## PROBLEM REQUIREMENTS:
Write out every line of the records below again, word for word, and leave the pictures out.

Source records
-- BEGIN --

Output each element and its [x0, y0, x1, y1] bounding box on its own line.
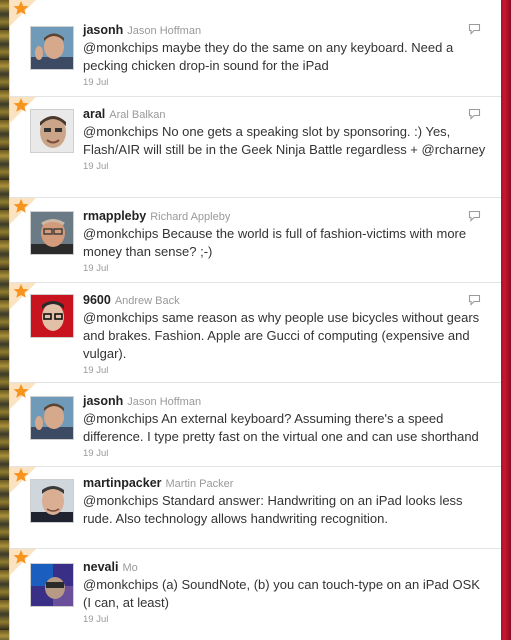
tweet-timestamp[interactable]: 19 Jul: [83, 364, 489, 378]
screen-name-link[interactable]: aral: [83, 107, 105, 121]
avatar-jasonh-image: [31, 397, 73, 439]
tweet-text: @monkchips An external keyboard? Assumin…: [83, 411, 479, 444]
tweet-author: jasonh Jason Hoffman: [83, 393, 489, 410]
screen-name-link[interactable]: martinpacker: [83, 476, 162, 490]
tweet-timestamp[interactable]: 19 Jul: [83, 76, 489, 90]
tweet-author: 9600 Andrew Back: [83, 292, 489, 309]
avatar-aral-image: [31, 110, 73, 152]
reply-icon[interactable]: [468, 210, 481, 222]
full-name: Aral Balkan: [109, 109, 166, 121]
avatar-jasonh-image: [31, 27, 73, 69]
screen-name-link[interactable]: jasonh: [83, 23, 123, 37]
tweet-timestamp[interactable]: 19 Jul: [83, 160, 489, 174]
tweet-text: @monkchips (a) SoundNote, (b) you can to…: [83, 577, 480, 610]
screen-name-link[interactable]: nevali: [83, 560, 118, 574]
tweet-author: jasonh Jason Hoffman: [83, 22, 489, 39]
tweet-content: rmappleby Richard Appleby @monkchips Beca…: [83, 208, 489, 276]
tweet-item: jasonh Jason Hoffman @monkchips An extern…: [10, 383, 501, 467]
screen-name-link[interactable]: rmappleby: [83, 209, 146, 223]
avatar[interactable]: [30, 109, 74, 153]
full-name: Andrew Back: [114, 295, 180, 307]
avatar-martinpacker-image: [31, 480, 73, 522]
tweet-text: @monkchips No one gets a speaking slot b…: [83, 124, 486, 157]
left-background-strip: [0, 0, 9, 640]
full-name: Jason Hoffman: [127, 396, 202, 408]
tweet-text: @monkchips maybe they do the same on any…: [83, 40, 454, 73]
star-icon[interactable]: [10, 0, 36, 26]
tweet-author: nevali Mo: [83, 559, 489, 576]
full-name: Martin Packer: [165, 478, 234, 490]
tweet-timestamp[interactable]: 19 Jul: [83, 262, 489, 276]
avatar[interactable]: [30, 211, 74, 255]
tweet-author: aral Aral Balkan: [83, 106, 489, 123]
tweet-author: rmappleby Richard Appleby: [83, 208, 489, 225]
tweet-content: 9600 Andrew Back @monkchips same reason a…: [83, 292, 489, 378]
tweet-timeline: jasonh Jason Hoffman @monkchips maybe the…: [9, 0, 501, 640]
avatar[interactable]: [30, 396, 74, 440]
full-name: Jason Hoffman: [127, 25, 202, 37]
tweet-content: martinpacker Martin Packer @monkchips Sta…: [83, 475, 489, 528]
reply-icon[interactable]: [468, 108, 481, 120]
avatar-nevali-image: [31, 564, 73, 606]
reply-icon[interactable]: [468, 294, 481, 306]
tweet-text: @monkchips same reason as why people use…: [83, 310, 480, 361]
avatar[interactable]: [30, 26, 74, 70]
full-name: Mo: [122, 562, 138, 574]
tweet-content: nevali Mo @monkchips (a) SoundNote, (b) y…: [83, 559, 489, 627]
avatar[interactable]: [30, 479, 74, 523]
tweet-item: martinpacker Martin Packer @monkchips Sta…: [10, 467, 501, 549]
avatar-rmappleby-image: [31, 212, 73, 254]
avatar-9600-image: [31, 295, 73, 337]
tweet-item: rmappleby Richard Appleby @monkchips Beca…: [10, 198, 501, 283]
avatar[interactable]: [30, 294, 74, 338]
full-name: Richard Appleby: [150, 211, 231, 223]
tweet-author: martinpacker Martin Packer: [83, 475, 489, 492]
tweet-text: @monkchips Standard answer: Handwriting …: [83, 493, 463, 526]
screen-name-link[interactable]: 9600: [83, 293, 111, 307]
reply-icon[interactable]: [468, 23, 481, 35]
tweet-content: jasonh Jason Hoffman @monkchips maybe the…: [83, 22, 489, 90]
avatar[interactable]: [30, 563, 74, 607]
tweet-timestamp[interactable]: 19 Jul: [83, 447, 489, 461]
tweet-item: jasonh Jason Hoffman @monkchips maybe the…: [10, 0, 501, 97]
tweet-item: aral Aral Balkan @monkchips No one gets a…: [10, 97, 501, 198]
tweet-timestamp[interactable]: 19 Jul: [83, 613, 489, 627]
tweet-item: nevali Mo @monkchips (a) SoundNote, (b) y…: [10, 549, 501, 640]
tweet-text: @monkchips Because the world is full of …: [83, 226, 467, 259]
tweet-content: aral Aral Balkan @monkchips No one gets a…: [83, 106, 489, 174]
screen-name-link[interactable]: jasonh: [83, 394, 123, 408]
right-background-strip: [500, 0, 511, 640]
tweet-content: jasonh Jason Hoffman @monkchips An extern…: [83, 393, 489, 461]
tweet-item: 9600 Andrew Back @monkchips same reason a…: [10, 283, 501, 383]
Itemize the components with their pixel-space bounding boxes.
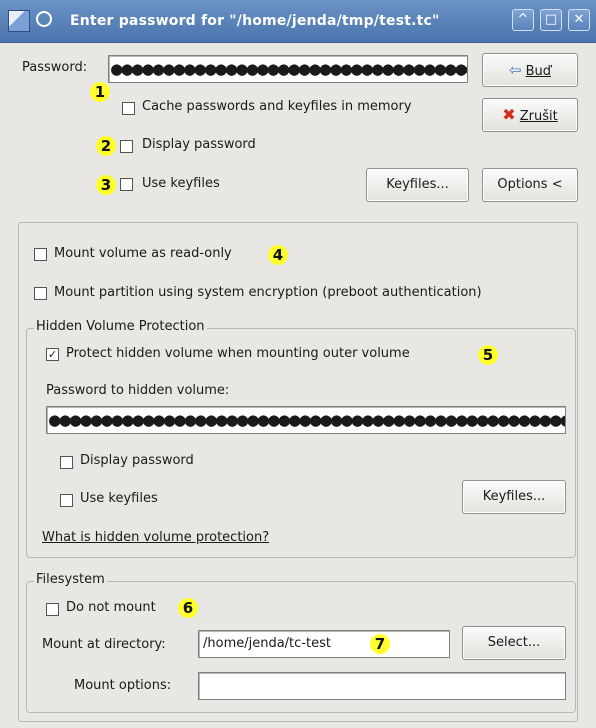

-- END --

## FINISHED TASK:
Output each element and its [x0, y0, x1, y1] bounding box on its own line.
tweet-timestamp[interactable]: 19 Jul: [83, 364, 489, 378]
screen-name-link[interactable]: aral: [83, 107, 105, 121]
avatar-jasonh-image: [31, 397, 73, 439]
tweet-text: @monkchips An external keyboard? Assumin…: [83, 411, 479, 444]
tweet-author: jasonh Jason Hoffman: [83, 393, 489, 410]
screen-name-link[interactable]: martinpacker: [83, 476, 162, 490]
tweet-timestamp[interactable]: 19 Jul: [83, 76, 489, 90]
tweet-author: 9600 Andrew Back: [83, 292, 489, 309]
avatar-aral-image: [31, 110, 73, 152]
reply-icon[interactable]: [468, 210, 481, 222]
full-name: Aral Balkan: [109, 109, 166, 121]
avatar-jasonh-image: [31, 27, 73, 69]
screen-name-link[interactable]: jasonh: [83, 23, 123, 37]
tweet-timestamp[interactable]: 19 Jul: [83, 160, 489, 174]
tweet-text: @monkchips (a) SoundNote, (b) you can to…: [83, 577, 480, 610]
screen-name-link[interactable]: nevali: [83, 560, 118, 574]
tweet-author: jasonh Jason Hoffman: [83, 22, 489, 39]
tweet-content: rmappleby Richard Appleby @monkchips Beca…: [83, 208, 489, 276]
tweet-item: jasonh Jason Hoffman @monkchips An extern…: [10, 383, 501, 467]
screen-name-link[interactable]: rmappleby: [83, 209, 146, 223]
avatar[interactable]: [30, 109, 74, 153]
full-name: Andrew Back: [114, 295, 180, 307]
avatar-martinpacker-image: [31, 480, 73, 522]
tweet-text: @monkchips No one gets a speaking slot b…: [83, 124, 486, 157]
left-background-strip: [0, 0, 9, 640]
full-name: Jason Hoffman: [127, 396, 202, 408]
tweet-text: @monkchips maybe they do the same on any…: [83, 40, 454, 73]
star-icon[interactable]: [10, 0, 36, 26]
tweet-author: nevali Mo: [83, 559, 489, 576]
full-name: Martin Packer: [165, 478, 234, 490]
tweet-timestamp[interactable]: 19 Jul: [83, 262, 489, 276]
avatar[interactable]: [30, 211, 74, 255]
tweet-author: aral Aral Balkan: [83, 106, 489, 123]
tweet-author: rmappleby Richard Appleby: [83, 208, 489, 225]
tweet-content: 9600 Andrew Back @monkchips same reason a…: [83, 292, 489, 378]
tweet-timeline: jasonh Jason Hoffman @monkchips maybe the…: [9, 0, 501, 640]
avatar[interactable]: [30, 396, 74, 440]
full-name: Jason Hoffman: [127, 25, 202, 37]
tweet-content: martinpacker Martin Packer @monkchips Sta…: [83, 475, 489, 528]
reply-icon[interactable]: [468, 108, 481, 120]
avatar-nevali-image: [31, 564, 73, 606]
reply-icon[interactable]: [468, 294, 481, 306]
tweet-text: @monkchips same reason as why people use…: [83, 310, 480, 361]
avatar[interactable]: [30, 26, 74, 70]
full-name: Mo: [122, 562, 138, 574]
tweet-content: nevali Mo @monkchips (a) SoundNote, (b) y…: [83, 559, 489, 627]
avatar[interactable]: [30, 479, 74, 523]
tweet-item: martinpacker Martin Packer @monkchips Sta…: [10, 467, 501, 549]
avatar-rmappleby-image: [31, 212, 73, 254]
avatar-9600-image: [31, 295, 73, 337]
tweet-item: rmappleby Richard Appleby @monkchips Beca…: [10, 198, 501, 283]
avatar[interactable]: [30, 294, 74, 338]
full-name: Richard Appleby: [150, 211, 231, 223]
tweet-author: martinpacker Martin Packer: [83, 475, 489, 492]
tweet-text: @monkchips Standard answer: Handwriting …: [83, 493, 463, 526]
screen-name-link[interactable]: 9600: [83, 293, 111, 307]
reply-icon[interactable]: [468, 23, 481, 35]
tweet-content: jasonh Jason Hoffman @monkchips maybe the…: [83, 22, 489, 90]
avatar[interactable]: [30, 563, 74, 607]
tweet-timestamp[interactable]: 19 Jul: [83, 447, 489, 461]
tweet-item: jasonh Jason Hoffman @monkchips maybe the…: [10, 0, 501, 97]
tweet-item: aral Aral Balkan @monkchips No one gets a…: [10, 97, 501, 198]
tweet-timestamp[interactable]: 19 Jul: [83, 613, 489, 627]
tweet-item: nevali Mo @monkchips (a) SoundNote, (b) y…: [10, 549, 501, 640]
tweet-text: @monkchips Because the world is full of …: [83, 226, 467, 259]
tweet-content: aral Aral Balkan @monkchips No one gets a…: [83, 106, 489, 174]
screen-name-link[interactable]: jasonh: [83, 394, 123, 408]
right-background-strip: [500, 0, 511, 640]
tweet-content: jasonh Jason Hoffman @monkchips An extern…: [83, 393, 489, 461]
tweet-item: 9600 Andrew Back @monkchips same reason a…: [10, 283, 501, 383]
Itemize the components with their pixel-space bounding boxes.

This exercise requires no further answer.